======== SUPPLIED DATA ========

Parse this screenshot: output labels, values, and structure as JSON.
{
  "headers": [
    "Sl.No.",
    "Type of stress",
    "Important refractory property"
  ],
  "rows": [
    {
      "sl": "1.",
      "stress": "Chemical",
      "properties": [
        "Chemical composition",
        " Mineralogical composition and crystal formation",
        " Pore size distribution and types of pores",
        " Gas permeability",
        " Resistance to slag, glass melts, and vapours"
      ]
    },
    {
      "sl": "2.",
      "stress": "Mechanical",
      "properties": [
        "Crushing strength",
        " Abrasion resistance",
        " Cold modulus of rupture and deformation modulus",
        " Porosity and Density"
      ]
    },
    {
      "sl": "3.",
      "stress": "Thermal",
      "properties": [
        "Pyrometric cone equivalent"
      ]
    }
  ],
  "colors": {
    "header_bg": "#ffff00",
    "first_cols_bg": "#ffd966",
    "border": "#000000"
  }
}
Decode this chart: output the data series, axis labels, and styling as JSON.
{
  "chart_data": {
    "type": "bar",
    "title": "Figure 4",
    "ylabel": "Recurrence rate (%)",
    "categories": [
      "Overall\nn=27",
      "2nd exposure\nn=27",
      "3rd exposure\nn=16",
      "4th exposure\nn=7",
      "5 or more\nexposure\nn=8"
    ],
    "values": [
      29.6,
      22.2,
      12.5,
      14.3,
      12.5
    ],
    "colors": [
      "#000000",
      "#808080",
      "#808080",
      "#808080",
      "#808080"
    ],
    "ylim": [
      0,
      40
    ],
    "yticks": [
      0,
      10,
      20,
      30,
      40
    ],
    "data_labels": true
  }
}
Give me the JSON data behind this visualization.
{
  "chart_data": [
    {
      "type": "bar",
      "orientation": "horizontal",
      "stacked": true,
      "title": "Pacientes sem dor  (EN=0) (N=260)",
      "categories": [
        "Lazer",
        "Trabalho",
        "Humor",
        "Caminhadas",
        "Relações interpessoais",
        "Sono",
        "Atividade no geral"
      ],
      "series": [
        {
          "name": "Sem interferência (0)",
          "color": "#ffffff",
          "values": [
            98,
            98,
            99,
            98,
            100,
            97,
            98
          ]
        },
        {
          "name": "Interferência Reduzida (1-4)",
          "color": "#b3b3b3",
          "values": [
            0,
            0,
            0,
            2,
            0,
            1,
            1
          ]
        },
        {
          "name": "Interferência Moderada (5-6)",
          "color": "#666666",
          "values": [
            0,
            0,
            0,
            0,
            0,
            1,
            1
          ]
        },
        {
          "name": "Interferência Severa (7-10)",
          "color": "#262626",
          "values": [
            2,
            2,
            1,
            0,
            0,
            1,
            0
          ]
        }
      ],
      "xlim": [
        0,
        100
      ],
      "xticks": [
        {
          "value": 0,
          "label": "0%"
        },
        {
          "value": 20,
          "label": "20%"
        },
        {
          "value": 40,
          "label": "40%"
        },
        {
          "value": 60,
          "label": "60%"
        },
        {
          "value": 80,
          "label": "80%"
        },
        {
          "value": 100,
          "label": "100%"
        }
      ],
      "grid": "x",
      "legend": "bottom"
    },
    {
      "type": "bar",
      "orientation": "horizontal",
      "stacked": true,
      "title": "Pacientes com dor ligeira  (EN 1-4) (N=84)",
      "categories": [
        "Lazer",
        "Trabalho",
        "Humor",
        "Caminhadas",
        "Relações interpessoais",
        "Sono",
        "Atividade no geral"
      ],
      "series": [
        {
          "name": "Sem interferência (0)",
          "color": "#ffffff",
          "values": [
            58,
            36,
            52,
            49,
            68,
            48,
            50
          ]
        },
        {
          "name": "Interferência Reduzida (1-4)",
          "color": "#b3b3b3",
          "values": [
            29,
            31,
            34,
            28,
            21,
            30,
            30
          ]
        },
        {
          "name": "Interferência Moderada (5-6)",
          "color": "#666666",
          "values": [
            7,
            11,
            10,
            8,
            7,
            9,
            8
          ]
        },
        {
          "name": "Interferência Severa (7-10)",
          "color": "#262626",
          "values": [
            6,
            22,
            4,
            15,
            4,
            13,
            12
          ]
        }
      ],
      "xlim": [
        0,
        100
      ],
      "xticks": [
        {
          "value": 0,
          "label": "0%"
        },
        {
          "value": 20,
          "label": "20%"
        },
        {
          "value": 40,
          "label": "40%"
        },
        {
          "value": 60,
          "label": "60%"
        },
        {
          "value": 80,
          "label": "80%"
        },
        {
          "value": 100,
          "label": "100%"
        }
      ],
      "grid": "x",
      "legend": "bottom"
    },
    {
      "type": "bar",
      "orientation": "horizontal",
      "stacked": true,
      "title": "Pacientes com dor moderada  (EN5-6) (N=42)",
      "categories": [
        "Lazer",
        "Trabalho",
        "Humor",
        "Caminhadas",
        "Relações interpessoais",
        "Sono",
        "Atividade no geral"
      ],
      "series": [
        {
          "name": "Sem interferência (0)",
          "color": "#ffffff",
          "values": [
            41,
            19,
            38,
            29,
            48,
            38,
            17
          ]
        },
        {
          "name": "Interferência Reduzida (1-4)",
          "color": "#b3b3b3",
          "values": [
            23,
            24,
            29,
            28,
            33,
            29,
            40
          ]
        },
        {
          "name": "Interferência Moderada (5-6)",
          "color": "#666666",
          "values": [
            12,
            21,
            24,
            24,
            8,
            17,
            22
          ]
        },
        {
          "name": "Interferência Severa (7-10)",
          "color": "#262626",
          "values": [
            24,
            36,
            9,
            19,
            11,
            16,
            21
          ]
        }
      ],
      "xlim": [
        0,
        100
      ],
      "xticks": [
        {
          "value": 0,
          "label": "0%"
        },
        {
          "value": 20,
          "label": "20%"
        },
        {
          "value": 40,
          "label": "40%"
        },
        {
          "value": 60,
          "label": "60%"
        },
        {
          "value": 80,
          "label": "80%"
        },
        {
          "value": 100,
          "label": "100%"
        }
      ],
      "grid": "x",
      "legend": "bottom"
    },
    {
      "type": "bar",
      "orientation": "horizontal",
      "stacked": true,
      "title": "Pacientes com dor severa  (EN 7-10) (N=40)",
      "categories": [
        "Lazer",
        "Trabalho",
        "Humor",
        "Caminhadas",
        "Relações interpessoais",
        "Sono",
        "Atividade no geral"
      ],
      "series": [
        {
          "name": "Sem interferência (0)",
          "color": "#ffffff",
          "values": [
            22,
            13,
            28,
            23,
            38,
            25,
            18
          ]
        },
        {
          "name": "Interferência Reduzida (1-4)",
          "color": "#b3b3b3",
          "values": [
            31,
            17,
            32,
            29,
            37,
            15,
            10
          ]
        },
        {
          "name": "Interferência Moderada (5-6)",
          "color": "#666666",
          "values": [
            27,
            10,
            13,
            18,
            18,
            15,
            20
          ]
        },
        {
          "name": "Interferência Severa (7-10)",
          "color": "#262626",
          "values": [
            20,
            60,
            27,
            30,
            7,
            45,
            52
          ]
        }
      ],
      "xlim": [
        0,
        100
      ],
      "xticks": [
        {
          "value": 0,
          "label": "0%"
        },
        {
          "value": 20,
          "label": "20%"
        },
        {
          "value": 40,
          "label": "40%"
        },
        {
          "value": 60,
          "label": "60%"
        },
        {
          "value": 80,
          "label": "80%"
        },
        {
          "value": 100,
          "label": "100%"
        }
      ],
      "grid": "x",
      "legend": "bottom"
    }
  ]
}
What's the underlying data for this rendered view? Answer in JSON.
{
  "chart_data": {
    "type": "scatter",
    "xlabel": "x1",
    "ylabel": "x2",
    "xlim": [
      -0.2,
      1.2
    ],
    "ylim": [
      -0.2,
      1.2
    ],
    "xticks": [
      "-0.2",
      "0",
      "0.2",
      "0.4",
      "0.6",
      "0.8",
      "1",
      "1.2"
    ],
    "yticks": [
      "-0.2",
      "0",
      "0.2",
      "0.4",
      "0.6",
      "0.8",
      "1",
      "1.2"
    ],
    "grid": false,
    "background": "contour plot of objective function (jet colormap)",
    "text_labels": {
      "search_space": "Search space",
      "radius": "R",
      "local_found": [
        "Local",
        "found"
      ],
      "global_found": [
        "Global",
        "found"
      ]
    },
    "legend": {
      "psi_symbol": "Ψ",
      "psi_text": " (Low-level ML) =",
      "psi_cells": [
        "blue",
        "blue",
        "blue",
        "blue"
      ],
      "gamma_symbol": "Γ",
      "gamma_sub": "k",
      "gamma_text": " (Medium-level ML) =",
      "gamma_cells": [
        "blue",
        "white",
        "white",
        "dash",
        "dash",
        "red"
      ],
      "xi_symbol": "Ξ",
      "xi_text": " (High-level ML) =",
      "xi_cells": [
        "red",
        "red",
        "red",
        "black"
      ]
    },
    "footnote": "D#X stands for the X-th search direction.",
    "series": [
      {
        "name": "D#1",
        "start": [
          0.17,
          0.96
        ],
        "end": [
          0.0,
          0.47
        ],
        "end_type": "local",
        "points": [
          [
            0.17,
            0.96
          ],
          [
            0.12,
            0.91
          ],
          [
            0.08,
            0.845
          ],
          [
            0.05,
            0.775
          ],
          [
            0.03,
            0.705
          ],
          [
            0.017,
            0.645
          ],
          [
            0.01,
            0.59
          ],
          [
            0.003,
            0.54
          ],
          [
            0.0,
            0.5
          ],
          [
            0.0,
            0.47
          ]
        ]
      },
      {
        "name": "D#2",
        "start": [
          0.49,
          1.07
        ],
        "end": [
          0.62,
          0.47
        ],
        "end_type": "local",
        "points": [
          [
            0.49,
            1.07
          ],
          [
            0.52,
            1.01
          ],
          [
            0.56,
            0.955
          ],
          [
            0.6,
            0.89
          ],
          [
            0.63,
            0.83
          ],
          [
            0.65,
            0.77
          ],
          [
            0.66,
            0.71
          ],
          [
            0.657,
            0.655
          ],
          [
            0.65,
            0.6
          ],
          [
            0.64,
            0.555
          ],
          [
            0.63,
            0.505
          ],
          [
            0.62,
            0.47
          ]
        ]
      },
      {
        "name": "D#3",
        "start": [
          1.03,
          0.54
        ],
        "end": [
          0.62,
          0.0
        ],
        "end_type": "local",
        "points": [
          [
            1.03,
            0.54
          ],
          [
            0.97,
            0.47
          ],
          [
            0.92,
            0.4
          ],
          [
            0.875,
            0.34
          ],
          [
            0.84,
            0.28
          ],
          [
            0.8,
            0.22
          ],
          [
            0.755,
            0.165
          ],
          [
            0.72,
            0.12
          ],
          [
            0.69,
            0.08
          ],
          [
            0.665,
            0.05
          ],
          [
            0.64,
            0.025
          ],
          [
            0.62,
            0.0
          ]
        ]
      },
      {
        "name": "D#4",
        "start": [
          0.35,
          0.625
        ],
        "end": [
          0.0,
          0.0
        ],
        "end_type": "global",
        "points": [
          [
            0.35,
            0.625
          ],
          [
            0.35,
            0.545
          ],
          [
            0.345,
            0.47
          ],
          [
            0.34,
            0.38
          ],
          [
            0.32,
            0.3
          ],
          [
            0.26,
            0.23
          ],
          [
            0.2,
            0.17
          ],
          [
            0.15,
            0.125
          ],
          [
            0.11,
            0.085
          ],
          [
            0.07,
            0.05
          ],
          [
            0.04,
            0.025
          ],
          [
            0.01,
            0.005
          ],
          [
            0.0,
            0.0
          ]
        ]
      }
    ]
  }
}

========

TASK:
How many lines in the listing above contain the string "stress"? Answer with the number only.

EXERCISE RESULT:
4